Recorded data
•••

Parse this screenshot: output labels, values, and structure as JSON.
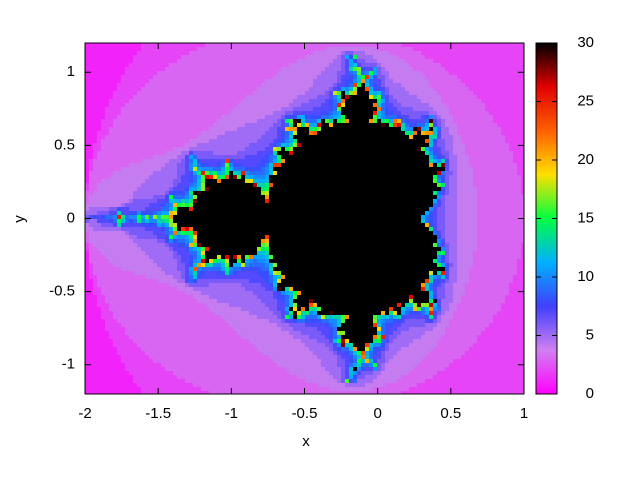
{
  "chart_data": {
    "type": "heatmap",
    "xlabel": "x",
    "ylabel": "y",
    "xlim": [
      -2,
      1
    ],
    "xticks": [
      -2,
      -1.5,
      -1,
      -0.5,
      0,
      0.5,
      1
    ],
    "ylim": [
      -1.2,
      1.2
    ],
    "yticks": [
      -1,
      -0.5,
      0,
      0.5,
      1
    ],
    "clim": [
      0,
      30
    ],
    "cticks": [
      0,
      5,
      10,
      15,
      20,
      25,
      30
    ],
    "palette": [
      "#ff00ff",
      "#d080f0",
      "#4040ff",
      "#00b0ff",
      "#00ff40",
      "#ffe000",
      "#ff6000",
      "#e00000",
      "#000000"
    ]
  }
}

•••

### Aim
Retype all the records shown above, character for character. Omit every picture.

### Problem solution
Parse this screenshot: output labels, values, and structure as JSON.
{
  "chart_data": {
    "type": "heatmap",
    "xlabel": "x",
    "ylabel": "y",
    "xlim": [
      -2,
      1
    ],
    "xticks": [
      -2,
      -1.5,
      -1,
      -0.5,
      0,
      0.5,
      1
    ],
    "ylim": [
      -1.2,
      1.2
    ],
    "yticks": [
      -1,
      -0.5,
      0,
      0.5,
      1
    ],
    "clim": [
      0,
      30
    ],
    "cticks": [
      0,
      5,
      10,
      15,
      20,
      25,
      30
    ],
    "palette": [
      "#ff00ff",
      "#d080f0",
      "#4040ff",
      "#00b0ff",
      "#00ff40",
      "#ffe000",
      "#ff6000",
      "#e00000",
      "#000000"
    ]
  }
}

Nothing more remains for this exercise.